_PROBLEM TO WORK ON:_ Which lines below hold the word "масса"? Report each one.

##########

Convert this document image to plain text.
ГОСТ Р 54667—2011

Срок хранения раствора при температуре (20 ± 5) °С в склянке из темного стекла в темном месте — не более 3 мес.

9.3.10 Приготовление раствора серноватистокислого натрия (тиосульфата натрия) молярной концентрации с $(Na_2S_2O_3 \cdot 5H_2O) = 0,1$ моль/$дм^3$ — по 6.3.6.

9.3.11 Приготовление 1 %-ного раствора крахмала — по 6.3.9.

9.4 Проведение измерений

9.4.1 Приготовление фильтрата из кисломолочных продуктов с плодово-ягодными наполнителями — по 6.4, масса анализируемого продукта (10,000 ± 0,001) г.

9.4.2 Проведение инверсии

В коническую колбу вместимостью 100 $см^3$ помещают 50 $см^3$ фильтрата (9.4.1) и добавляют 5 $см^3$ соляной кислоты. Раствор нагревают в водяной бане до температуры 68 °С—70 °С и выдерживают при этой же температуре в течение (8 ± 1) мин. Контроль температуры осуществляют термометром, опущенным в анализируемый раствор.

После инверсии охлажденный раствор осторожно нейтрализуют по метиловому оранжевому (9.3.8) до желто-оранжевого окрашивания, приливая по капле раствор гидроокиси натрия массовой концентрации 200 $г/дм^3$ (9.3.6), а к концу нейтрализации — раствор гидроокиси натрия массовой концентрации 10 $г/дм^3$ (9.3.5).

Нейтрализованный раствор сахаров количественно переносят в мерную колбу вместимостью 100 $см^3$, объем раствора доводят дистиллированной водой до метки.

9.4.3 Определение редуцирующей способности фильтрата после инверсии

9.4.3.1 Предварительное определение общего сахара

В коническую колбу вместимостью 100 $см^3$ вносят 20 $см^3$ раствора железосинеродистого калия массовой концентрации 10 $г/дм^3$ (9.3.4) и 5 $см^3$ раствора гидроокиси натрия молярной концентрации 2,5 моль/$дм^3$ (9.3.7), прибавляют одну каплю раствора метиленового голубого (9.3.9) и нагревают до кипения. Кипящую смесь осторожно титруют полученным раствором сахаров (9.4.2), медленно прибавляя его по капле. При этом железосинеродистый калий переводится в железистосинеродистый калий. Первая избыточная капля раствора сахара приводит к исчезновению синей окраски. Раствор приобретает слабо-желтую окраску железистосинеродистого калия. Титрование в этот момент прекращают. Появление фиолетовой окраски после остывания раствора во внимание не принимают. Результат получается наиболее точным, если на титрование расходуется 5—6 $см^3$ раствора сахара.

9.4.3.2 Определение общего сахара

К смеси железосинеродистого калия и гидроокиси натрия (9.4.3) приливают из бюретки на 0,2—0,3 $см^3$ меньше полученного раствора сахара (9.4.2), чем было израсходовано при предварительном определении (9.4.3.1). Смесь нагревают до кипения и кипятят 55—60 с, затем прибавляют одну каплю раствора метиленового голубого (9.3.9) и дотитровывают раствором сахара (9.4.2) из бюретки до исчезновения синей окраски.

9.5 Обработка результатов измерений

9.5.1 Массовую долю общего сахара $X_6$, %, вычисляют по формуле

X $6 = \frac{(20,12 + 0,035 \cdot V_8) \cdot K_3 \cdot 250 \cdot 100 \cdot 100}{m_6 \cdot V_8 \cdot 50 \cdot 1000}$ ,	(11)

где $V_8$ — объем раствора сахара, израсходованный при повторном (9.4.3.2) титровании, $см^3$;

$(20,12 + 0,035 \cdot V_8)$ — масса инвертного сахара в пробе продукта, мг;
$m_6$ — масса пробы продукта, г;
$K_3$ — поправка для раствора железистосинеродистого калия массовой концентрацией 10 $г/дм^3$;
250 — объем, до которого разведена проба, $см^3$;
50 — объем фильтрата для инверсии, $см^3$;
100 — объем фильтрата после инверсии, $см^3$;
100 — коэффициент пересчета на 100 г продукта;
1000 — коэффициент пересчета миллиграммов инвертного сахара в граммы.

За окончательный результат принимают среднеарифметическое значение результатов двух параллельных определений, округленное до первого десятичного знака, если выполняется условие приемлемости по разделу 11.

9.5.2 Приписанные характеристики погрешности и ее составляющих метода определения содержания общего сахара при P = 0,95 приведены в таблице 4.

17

##########

_FULL ANSWER:_
9.4.1 Приготовление фильтрата из кисломолочных продуктов с плодово-ягодными наполнителями — по 6.4, масса анализируемого продукта (10,000 ± 0,001) г.
$(20,12 + 0,035 \cdot V_8)$ — масса инвертного сахара в пробе продукта, мг;
$m_6$ — масса пробы продукта, г;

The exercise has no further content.